Pull every line that holds the word "trientem" from the entries.

**Provided data:**
----

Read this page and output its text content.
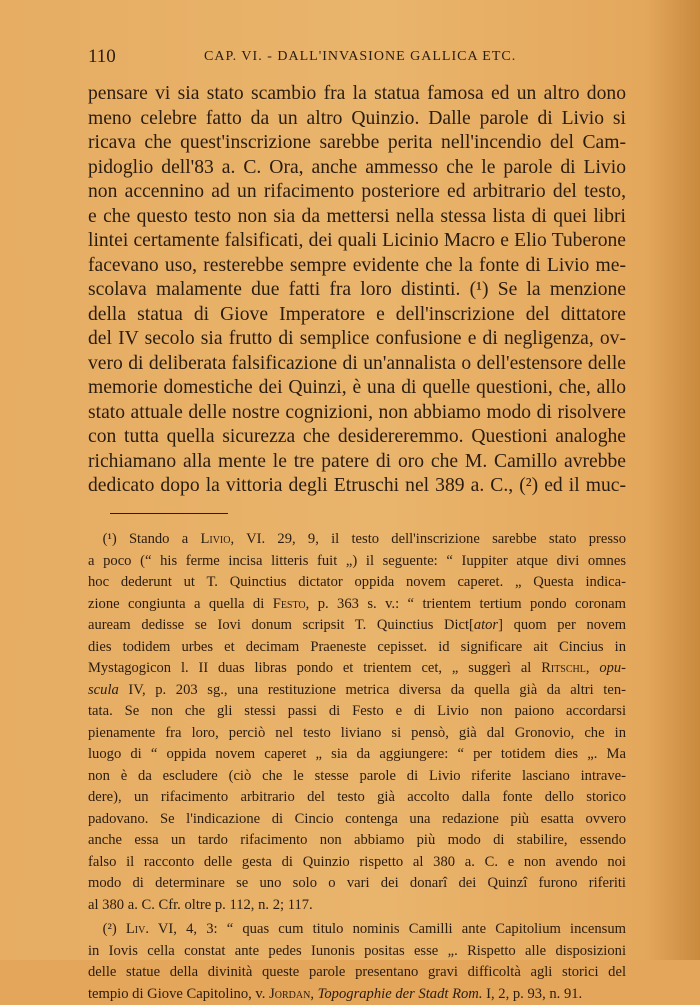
110	CAP. VI. - DALL'INVASIONE GALLICA ETC.
pensare vi sia stato scambio fra la statua famosa ed un altro dono
meno celebre fatto da un altro Quinzio. Dalle parole di Livio si
ricava che quest'inscrizione sarebbe perita nell'incendio del Cam-
pidoglio dell'83 a. C. Ora, anche ammesso che le parole di Livio
non accennino ad un rifacimento posteriore ed arbitrario del testo,
e che questo testo non sia da mettersi nella stessa lista di quei libri
lintei certamente falsificati, dei quali Licinio Macro e Elio Tuberone
facevano uso, resterebbe sempre evidente che la fonte di Livio me-
scolava malamente due fatti fra loro distinti. (¹) Se la menzione
della statua di Giove Imperatore e dell'inscrizione del dittatore
del IV secolo sia frutto di semplice confusione e di negligenza, ov-
vero di deliberata falsificazione di un'annalista o dell'estensore delle
memorie domestiche dei Quinzi, è una di quelle questioni, che, allo
stato attuale delle nostre cognizioni, non abbiamo modo di risolvere
con tutta quella sicurezza che desidereremmo. Questioni analoghe
richiamano alla mente le tre patere di oro che M. Camillo avrebbe
dedicato dopo la vittoria degli Etruschi nel 389 a. C., (²) ed il muc-
 (¹) Stando a Livio, VI. 29, 9, il testo dell'inscrizione sarebbe stato presso
a poco (“ his ferme incisa litteris fuit „) il seguente: “ Iuppiter atque divi omnes
hoc dederunt ut T. Quinctius dictator oppida novem caperet. „ Questa indica-
zione congiunta a quella di Festo, p. 363 s. v.: “ trientem tertium pondo coronam
auream dedisse se Iovi donum scripsit T. Quinctius Dict[ator] quom per novem
dies todidem urbes et decimam Praeneste cepisset. id significare ait Cincius in
Mystagogicon l. II duas libras pondo et trientem cet, „ suggerì al Ritschl, opu-
scula IV, p. 203 sg., una restituzione metrica diversa da quella già da altri ten-
tata. Se non che gli stessi passi di Festo e di Livio non paiono accordarsi
pienamente fra loro, perciò nel testo liviano si pensò, già dal Gronovio, che in
luogo di “ oppida novem caperet „ sia da aggiungere: “ per totidem dies „. Ma
non è da escludere (ciò che le stesse parole di Livio riferite lasciano intrave-
dere), un rifacimento arbitrario del testo già accolto dalla fonte dello storico
padovano. Se l'indicazione di Cincio contenga una redazione più esatta ovvero
anche essa un tardo rifacimento non abbiamo più modo di stabilire, essendo
falso il racconto delle gesta di Quinzio rispetto al 380 a. C. e non avendo noi
modo di determinare se uno solo o vari dei donarî dei Quinzî furono riferiti
al 380 a. C. Cfr. oltre p. 112, n. 2; 117.
 (²) Liv. VI, 4, 3: “ quas cum titulo nominis Camilli ante Capitolium incensum
in Iovis cella constat ante pedes Iunonis positas esse „. Rispetto alle disposizioni
delle statue della divinità queste parole presentano gravi difficoltà agli storici del
tempio di Giove Capitolino, v. Jordan, Topographie der Stadt Rom. I, 2, p. 93, n. 91.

----

**Worked solution:**
zione congiunta a quella di Festo, p. 363 s. v.: “ trientem tertium pondo coronam
Mystagogicon l. II duas libras pondo et trientem cet, „ suggerì al Ritschl, opu-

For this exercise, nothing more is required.